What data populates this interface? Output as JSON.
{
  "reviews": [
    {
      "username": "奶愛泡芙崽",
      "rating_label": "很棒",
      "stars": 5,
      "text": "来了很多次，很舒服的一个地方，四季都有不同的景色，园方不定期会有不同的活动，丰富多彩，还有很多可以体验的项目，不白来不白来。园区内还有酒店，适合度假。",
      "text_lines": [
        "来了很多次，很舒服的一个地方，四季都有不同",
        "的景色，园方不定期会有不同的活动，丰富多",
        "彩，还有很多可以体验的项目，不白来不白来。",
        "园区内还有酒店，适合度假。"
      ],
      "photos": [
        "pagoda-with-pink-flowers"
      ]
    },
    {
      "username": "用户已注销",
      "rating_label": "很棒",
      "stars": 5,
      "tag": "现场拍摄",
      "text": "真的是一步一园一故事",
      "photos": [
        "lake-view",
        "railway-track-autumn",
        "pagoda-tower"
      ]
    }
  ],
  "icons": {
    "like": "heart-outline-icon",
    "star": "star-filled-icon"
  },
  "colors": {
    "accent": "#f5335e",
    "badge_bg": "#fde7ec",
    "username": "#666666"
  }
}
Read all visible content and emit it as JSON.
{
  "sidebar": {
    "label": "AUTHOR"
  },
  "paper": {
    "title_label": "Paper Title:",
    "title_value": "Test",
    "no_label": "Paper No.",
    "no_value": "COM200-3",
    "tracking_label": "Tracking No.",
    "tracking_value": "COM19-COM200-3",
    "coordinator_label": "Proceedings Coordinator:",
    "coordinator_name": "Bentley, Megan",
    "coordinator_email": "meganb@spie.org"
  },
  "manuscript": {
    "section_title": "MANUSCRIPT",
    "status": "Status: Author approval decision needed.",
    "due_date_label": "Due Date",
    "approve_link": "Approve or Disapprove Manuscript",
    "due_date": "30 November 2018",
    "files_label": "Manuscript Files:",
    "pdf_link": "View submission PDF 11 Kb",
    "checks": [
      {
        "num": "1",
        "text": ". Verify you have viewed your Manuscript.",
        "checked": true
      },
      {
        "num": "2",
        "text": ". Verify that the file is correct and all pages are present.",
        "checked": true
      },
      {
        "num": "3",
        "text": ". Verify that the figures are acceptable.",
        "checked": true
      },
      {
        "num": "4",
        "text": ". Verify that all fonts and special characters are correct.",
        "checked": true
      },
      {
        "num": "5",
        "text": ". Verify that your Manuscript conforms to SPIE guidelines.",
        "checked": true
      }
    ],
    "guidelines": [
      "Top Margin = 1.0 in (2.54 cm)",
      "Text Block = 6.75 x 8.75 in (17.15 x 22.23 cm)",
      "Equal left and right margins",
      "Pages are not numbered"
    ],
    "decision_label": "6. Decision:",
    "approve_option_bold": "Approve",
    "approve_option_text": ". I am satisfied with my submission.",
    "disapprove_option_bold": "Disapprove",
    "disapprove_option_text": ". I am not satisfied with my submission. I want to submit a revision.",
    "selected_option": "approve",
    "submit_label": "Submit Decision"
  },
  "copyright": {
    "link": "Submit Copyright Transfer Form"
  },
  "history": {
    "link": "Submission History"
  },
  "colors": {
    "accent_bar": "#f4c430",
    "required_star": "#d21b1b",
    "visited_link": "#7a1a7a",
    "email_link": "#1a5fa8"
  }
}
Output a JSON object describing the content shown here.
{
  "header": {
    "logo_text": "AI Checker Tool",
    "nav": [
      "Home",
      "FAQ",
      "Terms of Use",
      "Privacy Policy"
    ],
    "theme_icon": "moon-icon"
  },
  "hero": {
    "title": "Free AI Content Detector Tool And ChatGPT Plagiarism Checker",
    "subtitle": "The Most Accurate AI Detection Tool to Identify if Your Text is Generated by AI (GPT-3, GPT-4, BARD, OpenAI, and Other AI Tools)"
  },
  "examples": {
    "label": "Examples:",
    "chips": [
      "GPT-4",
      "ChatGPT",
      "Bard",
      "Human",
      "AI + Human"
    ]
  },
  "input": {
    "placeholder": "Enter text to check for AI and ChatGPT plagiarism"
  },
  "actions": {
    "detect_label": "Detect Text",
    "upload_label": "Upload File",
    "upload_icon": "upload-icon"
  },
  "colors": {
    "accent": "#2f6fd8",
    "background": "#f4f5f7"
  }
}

_ _ _

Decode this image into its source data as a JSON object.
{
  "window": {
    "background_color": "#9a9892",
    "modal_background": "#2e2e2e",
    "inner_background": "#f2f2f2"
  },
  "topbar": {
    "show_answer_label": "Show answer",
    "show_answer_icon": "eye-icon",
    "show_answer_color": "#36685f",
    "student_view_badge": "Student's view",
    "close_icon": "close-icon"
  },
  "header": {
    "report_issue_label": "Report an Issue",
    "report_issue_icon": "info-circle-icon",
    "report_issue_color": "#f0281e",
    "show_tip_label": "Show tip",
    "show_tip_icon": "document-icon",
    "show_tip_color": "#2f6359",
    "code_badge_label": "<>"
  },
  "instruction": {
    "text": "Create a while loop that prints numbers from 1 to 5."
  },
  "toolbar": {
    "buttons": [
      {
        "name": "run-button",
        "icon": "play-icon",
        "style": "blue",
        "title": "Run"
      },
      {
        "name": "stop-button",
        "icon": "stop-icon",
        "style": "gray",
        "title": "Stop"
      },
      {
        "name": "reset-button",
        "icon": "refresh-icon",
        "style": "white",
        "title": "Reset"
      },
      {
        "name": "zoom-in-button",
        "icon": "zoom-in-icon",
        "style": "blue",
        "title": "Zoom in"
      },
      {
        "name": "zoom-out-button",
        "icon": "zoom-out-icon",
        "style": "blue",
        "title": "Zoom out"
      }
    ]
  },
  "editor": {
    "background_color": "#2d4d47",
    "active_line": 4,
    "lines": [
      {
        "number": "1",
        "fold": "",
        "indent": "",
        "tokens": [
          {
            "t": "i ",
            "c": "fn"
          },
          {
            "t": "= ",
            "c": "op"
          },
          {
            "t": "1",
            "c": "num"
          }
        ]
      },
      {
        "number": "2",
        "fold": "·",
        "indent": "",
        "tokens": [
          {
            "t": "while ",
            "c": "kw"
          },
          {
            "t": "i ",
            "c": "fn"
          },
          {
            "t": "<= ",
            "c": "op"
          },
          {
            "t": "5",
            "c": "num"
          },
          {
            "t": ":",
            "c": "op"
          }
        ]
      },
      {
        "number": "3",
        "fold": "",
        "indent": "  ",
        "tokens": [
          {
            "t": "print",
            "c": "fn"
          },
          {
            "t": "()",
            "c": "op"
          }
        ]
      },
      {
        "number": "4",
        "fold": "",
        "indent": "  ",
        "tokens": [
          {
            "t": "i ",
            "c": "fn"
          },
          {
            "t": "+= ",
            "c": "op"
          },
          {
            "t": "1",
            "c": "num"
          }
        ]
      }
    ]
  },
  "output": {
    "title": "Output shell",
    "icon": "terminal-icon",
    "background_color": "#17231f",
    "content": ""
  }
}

_ _ _

Find each line holding the string "data" and copy it out.

What data populates this interface? Output as JSON.
Decode this image into its source data as a JSON object.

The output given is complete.